* [WHAT THE TASK ASKS]: Return all lines with the word "JSON" in them.

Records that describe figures
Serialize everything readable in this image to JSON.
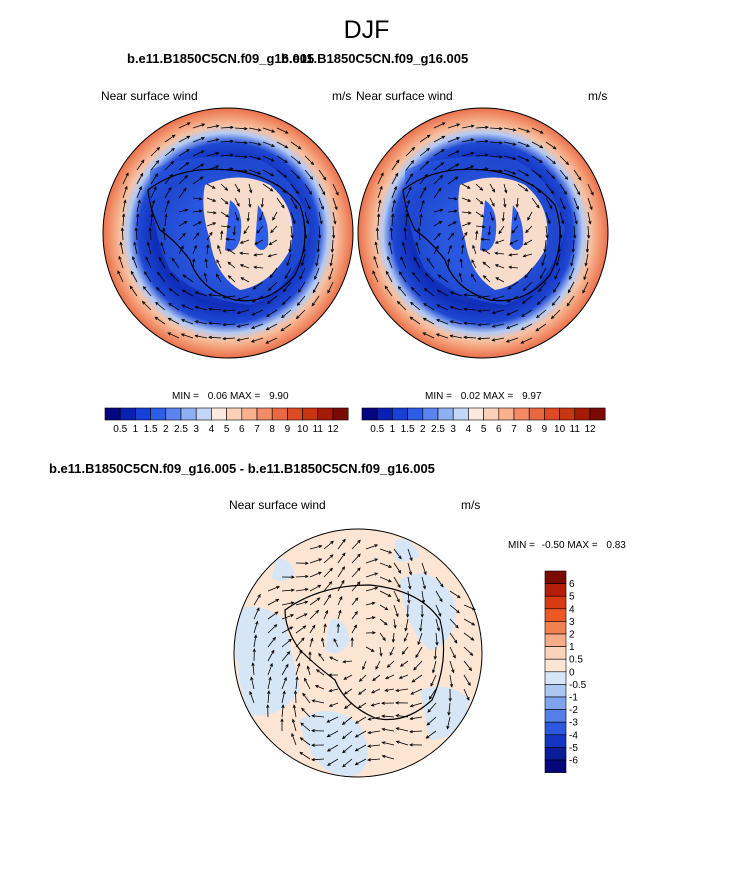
{
  "figure": {
    "season": "DJF"
  },
  "panel_left": {
    "case": "b.e11.B1850C5CN.f09_g16.005",
    "field": "Near surface wind",
    "units": "m/s",
    "min_label": "MIN =",
    "min": "0.06",
    "max_label": "MAX =",
    "max": "9.90"
  },
  "panel_right": {
    "case": "b.e11.B1850C5CN.f09_g16.005",
    "field": "Near surface wind",
    "units": "m/s",
    "min_label": "MIN =",
    "min": "0.02",
    "max_label": "MAX =",
    "max": "9.97"
  },
  "panel_diff": {
    "case": "b.e11.B1850C5CN.f09_g16.005 - b.e11.B1850C5CN.f09_g16.005",
    "field": "Near surface wind",
    "units": "m/s",
    "min_label": "MIN =",
    "min": "-0.50",
    "max_label": "MAX =",
    "max": "0.83"
  },
  "colorbar_abs": {
    "labels": [
      "0.5",
      "1",
      "1.5",
      "2",
      "2.5",
      "3",
      "4",
      "5",
      "6",
      "7",
      "8",
      "9",
      "10",
      "11",
      "12"
    ],
    "colors": [
      "#04057f",
      "#0a1fb4",
      "#1840d8",
      "#2e5ee8",
      "#5b84ee",
      "#8fb0f3",
      "#c2d6f8",
      "#fbeadf",
      "#fbd1ba",
      "#f8b08f",
      "#f38b66",
      "#ea6744",
      "#de4a25",
      "#c83512",
      "#a51b08",
      "#7c0a04"
    ]
  },
  "colorbar_diff": {
    "labels": [
      "6",
      "5",
      "4",
      "3",
      "2",
      "1",
      "0.5",
      "0",
      "-0.5",
      "-1",
      "-2",
      "-3",
      "-4",
      "-5",
      "-6"
    ],
    "colors": [
      "#7c0a04",
      "#b51f0a",
      "#d83a14",
      "#ec5826",
      "#f3804f",
      "#f8ab87",
      "#fbd3bb",
      "#fde5d4",
      "#d6e6f6",
      "#a9c7f2",
      "#7ea4ee",
      "#557fe8",
      "#2d57dd",
      "#1435c2",
      "#0a1c98",
      "#04067a"
    ]
  }
}
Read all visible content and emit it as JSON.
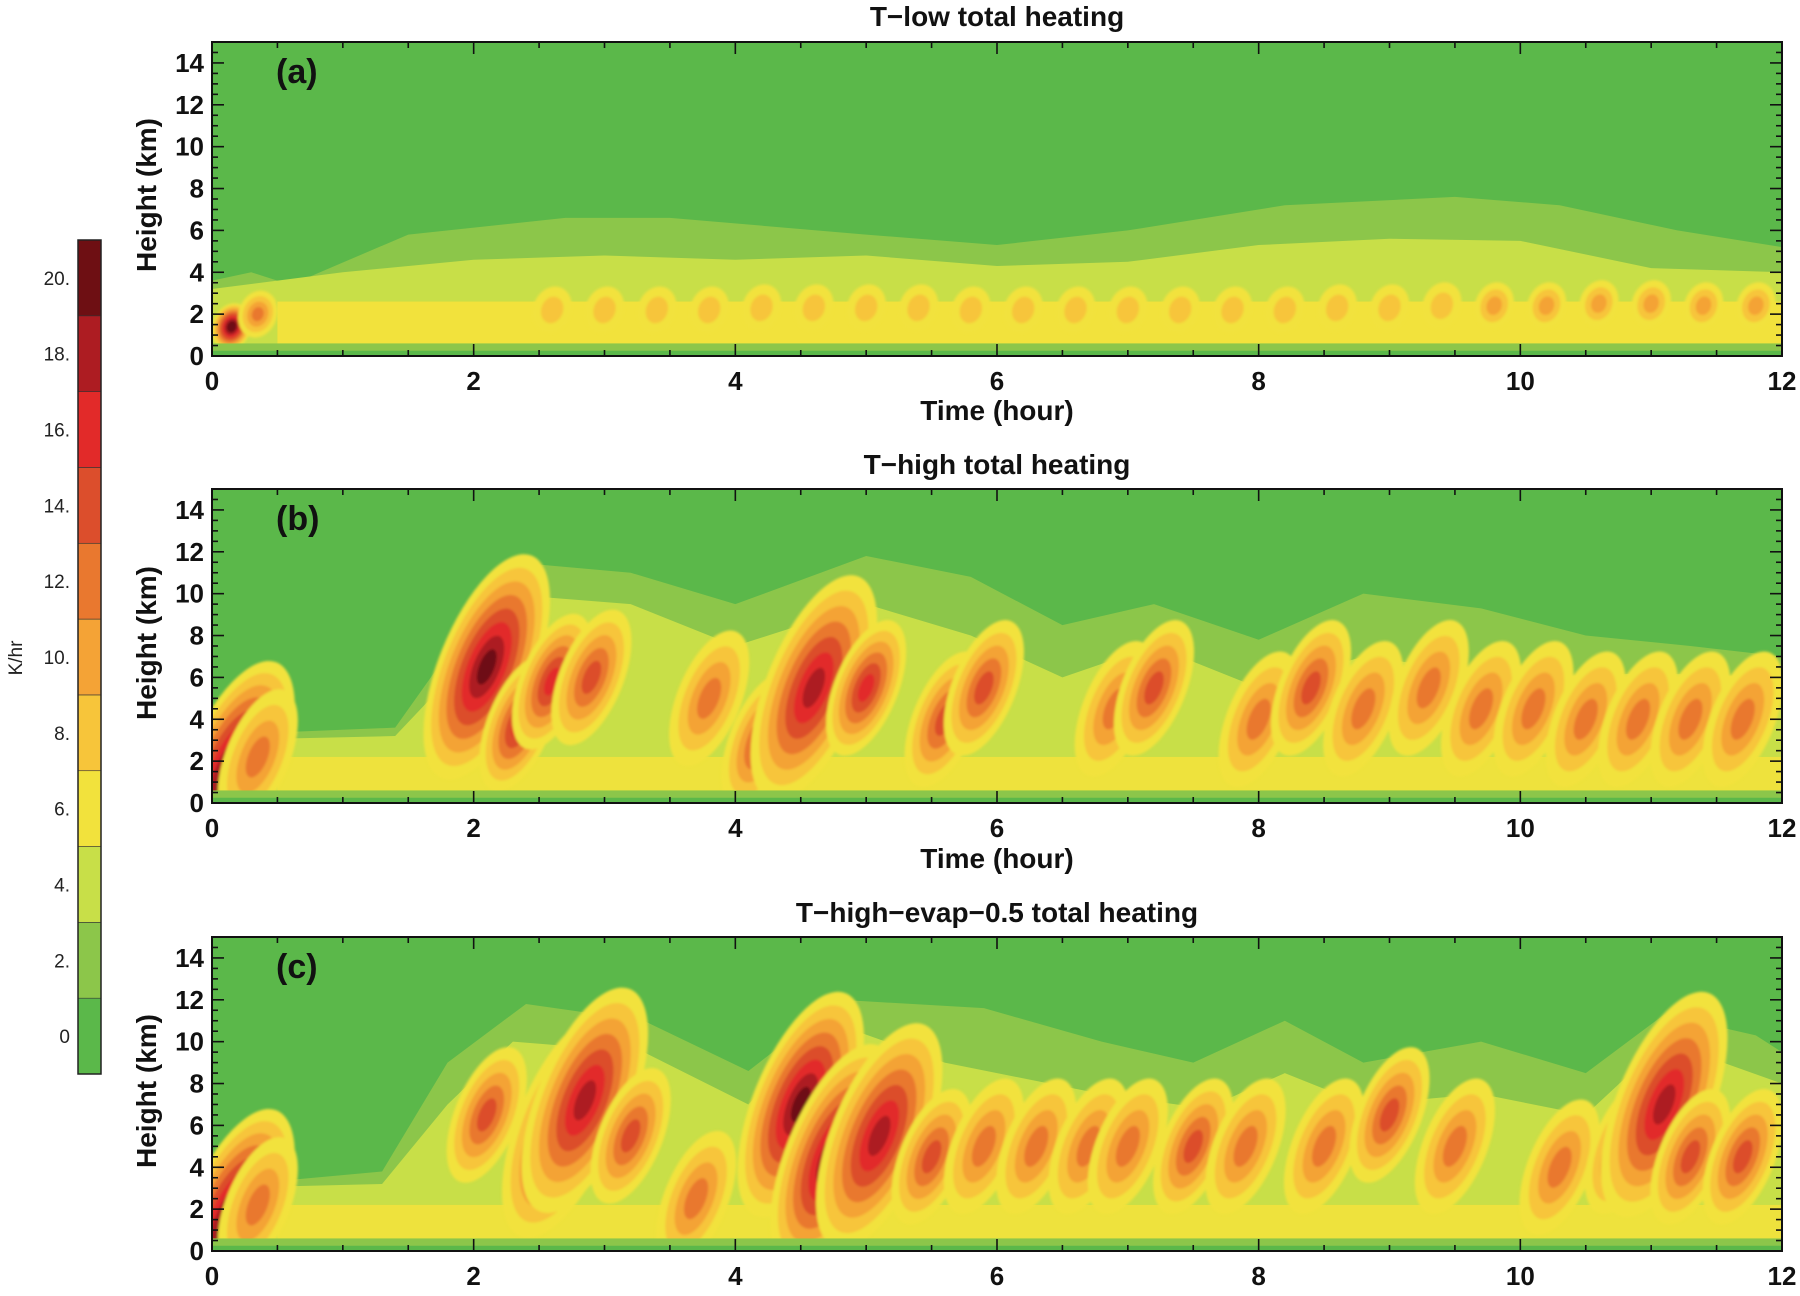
{
  "chart_data": {
    "type": "heatmap",
    "colorbar": {
      "unit": "K/hr",
      "tick_labels": [
        "0",
        "2.",
        "4.",
        "6.",
        "8.",
        "10.",
        "12.",
        "14.",
        "16.",
        "18.",
        "20."
      ],
      "levels": [
        {
          "min": -1,
          "max": 1,
          "color": "#5bb84a"
        },
        {
          "min": 1,
          "max": 3,
          "color": "#8cc64a"
        },
        {
          "min": 3,
          "max": 5,
          "color": "#c8df48"
        },
        {
          "min": 5,
          "max": 7,
          "color": "#f2e23c"
        },
        {
          "min": 7,
          "max": 9,
          "color": "#f7c53a"
        },
        {
          "min": 9,
          "max": 11,
          "color": "#f4a336"
        },
        {
          "min": 11,
          "max": 13,
          "color": "#e9782f"
        },
        {
          "min": 13,
          "max": 15,
          "color": "#dc4e2c"
        },
        {
          "min": 15,
          "max": 17,
          "color": "#e22a29"
        },
        {
          "min": 17,
          "max": 19,
          "color": "#ad1c22"
        },
        {
          "min": 19,
          "max": 21,
          "color": "#6e0f13"
        }
      ]
    },
    "panels": [
      {
        "label": "(a)",
        "title": "T−low total heating",
        "xlabel": "Time (hour)",
        "ylabel": "Height (km)",
        "xlim": [
          0,
          12
        ],
        "ylim": [
          0,
          15
        ],
        "xticks": [
          "0",
          "2",
          "4",
          "6",
          "8",
          "10",
          "12"
        ],
        "yticks": [
          "0",
          "2",
          "4",
          "6",
          "8",
          "10",
          "12",
          "14"
        ],
        "cloud_top_km": [
          [
            0,
            3.6
          ],
          [
            0.3,
            4.0
          ],
          [
            0.6,
            3.4
          ],
          [
            1.5,
            5.8
          ],
          [
            2.7,
            6.6
          ],
          [
            3.5,
            6.6
          ],
          [
            5.0,
            5.8
          ],
          [
            6.0,
            5.3
          ],
          [
            7.0,
            6.0
          ],
          [
            8.2,
            7.2
          ],
          [
            9.5,
            7.6
          ],
          [
            10.3,
            7.2
          ],
          [
            11.2,
            6.0
          ],
          [
            12,
            5.2
          ]
        ],
        "mid_layer_top_km": [
          [
            0,
            3.2
          ],
          [
            1.0,
            4.0
          ],
          [
            2.0,
            4.6
          ],
          [
            3.0,
            4.8
          ],
          [
            4.0,
            4.6
          ],
          [
            5.0,
            4.8
          ],
          [
            6.0,
            4.3
          ],
          [
            7.0,
            4.5
          ],
          [
            8.0,
            5.3
          ],
          [
            9.0,
            5.6
          ],
          [
            10.0,
            5.5
          ],
          [
            11.0,
            4.2
          ],
          [
            12,
            4.0
          ]
        ],
        "peak_cells": [
          {
            "t": 0.15,
            "z": 1.4,
            "k": 22
          },
          {
            "t": 0.35,
            "z": 2.0,
            "k": 12
          },
          {
            "t": 2.6,
            "z": 2.2,
            "k": 8
          },
          {
            "t": 3.0,
            "z": 2.2,
            "k": 8
          },
          {
            "t": 3.4,
            "z": 2.2,
            "k": 9
          },
          {
            "t": 3.8,
            "z": 2.2,
            "k": 9
          },
          {
            "t": 4.2,
            "z": 2.3,
            "k": 9
          },
          {
            "t": 4.6,
            "z": 2.3,
            "k": 9
          },
          {
            "t": 5.0,
            "z": 2.3,
            "k": 8
          },
          {
            "t": 5.4,
            "z": 2.3,
            "k": 9
          },
          {
            "t": 5.8,
            "z": 2.2,
            "k": 8
          },
          {
            "t": 6.2,
            "z": 2.2,
            "k": 8
          },
          {
            "t": 6.6,
            "z": 2.2,
            "k": 9
          },
          {
            "t": 7.0,
            "z": 2.2,
            "k": 8
          },
          {
            "t": 7.4,
            "z": 2.2,
            "k": 9
          },
          {
            "t": 7.8,
            "z": 2.2,
            "k": 8
          },
          {
            "t": 8.2,
            "z": 2.2,
            "k": 9
          },
          {
            "t": 8.6,
            "z": 2.3,
            "k": 9
          },
          {
            "t": 9.0,
            "z": 2.3,
            "k": 8
          },
          {
            "t": 9.4,
            "z": 2.4,
            "k": 9
          },
          {
            "t": 9.8,
            "z": 2.4,
            "k": 10
          },
          {
            "t": 10.2,
            "z": 2.4,
            "k": 10
          },
          {
            "t": 10.6,
            "z": 2.5,
            "k": 11
          },
          {
            "t": 11.0,
            "z": 2.5,
            "k": 11
          },
          {
            "t": 11.4,
            "z": 2.4,
            "k": 10
          },
          {
            "t": 11.8,
            "z": 2.4,
            "k": 10
          }
        ]
      },
      {
        "label": "(b)",
        "title": "T−high total heating",
        "xlabel": "Time (hour)",
        "ylabel": "Height (km)",
        "xlim": [
          0,
          12
        ],
        "ylim": [
          0,
          15
        ],
        "xticks": [
          "0",
          "2",
          "4",
          "6",
          "8",
          "10",
          "12"
        ],
        "yticks": [
          "0",
          "2",
          "4",
          "6",
          "8",
          "10",
          "12",
          "14"
        ],
        "cloud_top_km": [
          [
            0,
            3.6
          ],
          [
            0.3,
            4.0
          ],
          [
            0.6,
            3.4
          ],
          [
            1.4,
            3.6
          ],
          [
            1.9,
            8.0
          ],
          [
            2.3,
            11.5
          ],
          [
            3.2,
            11.0
          ],
          [
            4.0,
            9.5
          ],
          [
            5.0,
            11.8
          ],
          [
            5.8,
            10.8
          ],
          [
            6.5,
            8.5
          ],
          [
            7.2,
            9.5
          ],
          [
            8.0,
            7.8
          ],
          [
            8.8,
            10.0
          ],
          [
            9.7,
            9.3
          ],
          [
            10.5,
            8.0
          ],
          [
            11.3,
            7.5
          ],
          [
            12,
            7.0
          ]
        ],
        "mid_layer_top_km": [
          [
            0,
            3.0
          ],
          [
            1.4,
            3.2
          ],
          [
            1.9,
            6.5
          ],
          [
            2.2,
            10.0
          ],
          [
            3.2,
            9.5
          ],
          [
            4.0,
            7.5
          ],
          [
            5.0,
            9.5
          ],
          [
            5.8,
            8.0
          ],
          [
            6.5,
            6.0
          ],
          [
            7.2,
            7.5
          ],
          [
            8.0,
            5.5
          ],
          [
            8.8,
            7.0
          ],
          [
            10.0,
            6.0
          ],
          [
            11.0,
            6.2
          ],
          [
            12,
            6.0
          ]
        ],
        "peak_cells": [
          {
            "t": 0.15,
            "z": 1.4,
            "k": 22
          },
          {
            "t": 0.35,
            "z": 2.2,
            "k": 12
          },
          {
            "t": 2.1,
            "z": 6.5,
            "k": 21
          },
          {
            "t": 2.35,
            "z": 3.8,
            "k": 16
          },
          {
            "t": 2.6,
            "z": 5.8,
            "k": 16
          },
          {
            "t": 2.9,
            "z": 6.0,
            "k": 15
          },
          {
            "t": 3.8,
            "z": 5.0,
            "k": 12
          },
          {
            "t": 4.2,
            "z": 3.0,
            "k": 14
          },
          {
            "t": 4.6,
            "z": 5.5,
            "k": 18
          },
          {
            "t": 5.0,
            "z": 5.5,
            "k": 16
          },
          {
            "t": 5.6,
            "z": 4.0,
            "k": 14
          },
          {
            "t": 5.9,
            "z": 5.5,
            "k": 14
          },
          {
            "t": 6.9,
            "z": 4.5,
            "k": 12
          },
          {
            "t": 7.2,
            "z": 5.5,
            "k": 14
          },
          {
            "t": 8.0,
            "z": 4.0,
            "k": 12
          },
          {
            "t": 8.4,
            "z": 5.5,
            "k": 14
          },
          {
            "t": 8.8,
            "z": 4.5,
            "k": 13
          },
          {
            "t": 9.3,
            "z": 5.5,
            "k": 13
          },
          {
            "t": 9.7,
            "z": 4.5,
            "k": 12
          },
          {
            "t": 10.1,
            "z": 4.5,
            "k": 12
          },
          {
            "t": 10.5,
            "z": 4.0,
            "k": 12
          },
          {
            "t": 10.9,
            "z": 4.0,
            "k": 13
          },
          {
            "t": 11.3,
            "z": 4.0,
            "k": 13
          },
          {
            "t": 11.7,
            "z": 4.0,
            "k": 13
          }
        ]
      },
      {
        "label": "(c)",
        "title": "T−high−evap−0.5 total heating",
        "xlabel": "",
        "ylabel": "Height (km)",
        "xlim": [
          0,
          12
        ],
        "ylim": [
          0,
          15
        ],
        "xticks": [
          "0",
          "2",
          "4",
          "6",
          "8",
          "10",
          "12"
        ],
        "yticks": [
          "0",
          "2",
          "4",
          "6",
          "8",
          "10",
          "12",
          "14"
        ],
        "cloud_top_km": [
          [
            0,
            3.6
          ],
          [
            0.3,
            4.0
          ],
          [
            0.6,
            3.4
          ],
          [
            1.3,
            3.8
          ],
          [
            1.8,
            9.0
          ],
          [
            2.4,
            11.8
          ],
          [
            3.3,
            11.0
          ],
          [
            4.1,
            8.6
          ],
          [
            4.8,
            12.0
          ],
          [
            5.9,
            11.6
          ],
          [
            6.8,
            10.0
          ],
          [
            7.5,
            9.0
          ],
          [
            8.2,
            11.0
          ],
          [
            8.8,
            9.0
          ],
          [
            9.7,
            10.0
          ],
          [
            10.5,
            8.5
          ],
          [
            11.1,
            11.3
          ],
          [
            11.8,
            10.3
          ],
          [
            12,
            9.5
          ]
        ],
        "mid_layer_top_km": [
          [
            0,
            3.0
          ],
          [
            1.3,
            3.2
          ],
          [
            1.8,
            7.0
          ],
          [
            2.3,
            10.0
          ],
          [
            3.3,
            9.5
          ],
          [
            4.1,
            7.0
          ],
          [
            4.7,
            11.0
          ],
          [
            5.6,
            9.0
          ],
          [
            6.8,
            7.5
          ],
          [
            7.6,
            6.8
          ],
          [
            8.2,
            8.5
          ],
          [
            8.8,
            7.0
          ],
          [
            9.7,
            7.5
          ],
          [
            10.5,
            6.5
          ],
          [
            11.1,
            10.0
          ],
          [
            12,
            8.0
          ]
        ],
        "peak_cells": [
          {
            "t": 0.15,
            "z": 1.4,
            "k": 22
          },
          {
            "t": 0.35,
            "z": 2.2,
            "k": 12
          },
          {
            "t": 2.1,
            "z": 6.5,
            "k": 15
          },
          {
            "t": 2.7,
            "z": 6.0,
            "k": 18
          },
          {
            "t": 2.85,
            "z": 7.2,
            "k": 19
          },
          {
            "t": 3.2,
            "z": 5.5,
            "k": 14
          },
          {
            "t": 3.7,
            "z": 2.5,
            "k": 12
          },
          {
            "t": 4.5,
            "z": 7.0,
            "k": 21
          },
          {
            "t": 4.75,
            "z": 4.5,
            "k": 21
          },
          {
            "t": 5.1,
            "z": 5.5,
            "k": 19
          },
          {
            "t": 5.5,
            "z": 4.5,
            "k": 14
          },
          {
            "t": 5.9,
            "z": 5.0,
            "k": 13
          },
          {
            "t": 6.3,
            "z": 5.0,
            "k": 13
          },
          {
            "t": 6.7,
            "z": 5.0,
            "k": 13
          },
          {
            "t": 7.0,
            "z": 5.0,
            "k": 12
          },
          {
            "t": 7.5,
            "z": 5.0,
            "k": 14
          },
          {
            "t": 7.9,
            "z": 5.0,
            "k": 13
          },
          {
            "t": 8.5,
            "z": 5.0,
            "k": 12
          },
          {
            "t": 9.0,
            "z": 6.5,
            "k": 14
          },
          {
            "t": 9.5,
            "z": 5.0,
            "k": 13
          },
          {
            "t": 10.3,
            "z": 4.0,
            "k": 12
          },
          {
            "t": 10.8,
            "z": 5.0,
            "k": 15
          },
          {
            "t": 11.1,
            "z": 7.0,
            "k": 18
          },
          {
            "t": 11.3,
            "z": 4.5,
            "k": 15
          },
          {
            "t": 11.7,
            "z": 4.5,
            "k": 14
          }
        ]
      }
    ]
  }
}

* [RESULT OF THIS EXERCISE]:
Serialize everything readable in this image to JSON.
Read all visible content and emit it as JSON.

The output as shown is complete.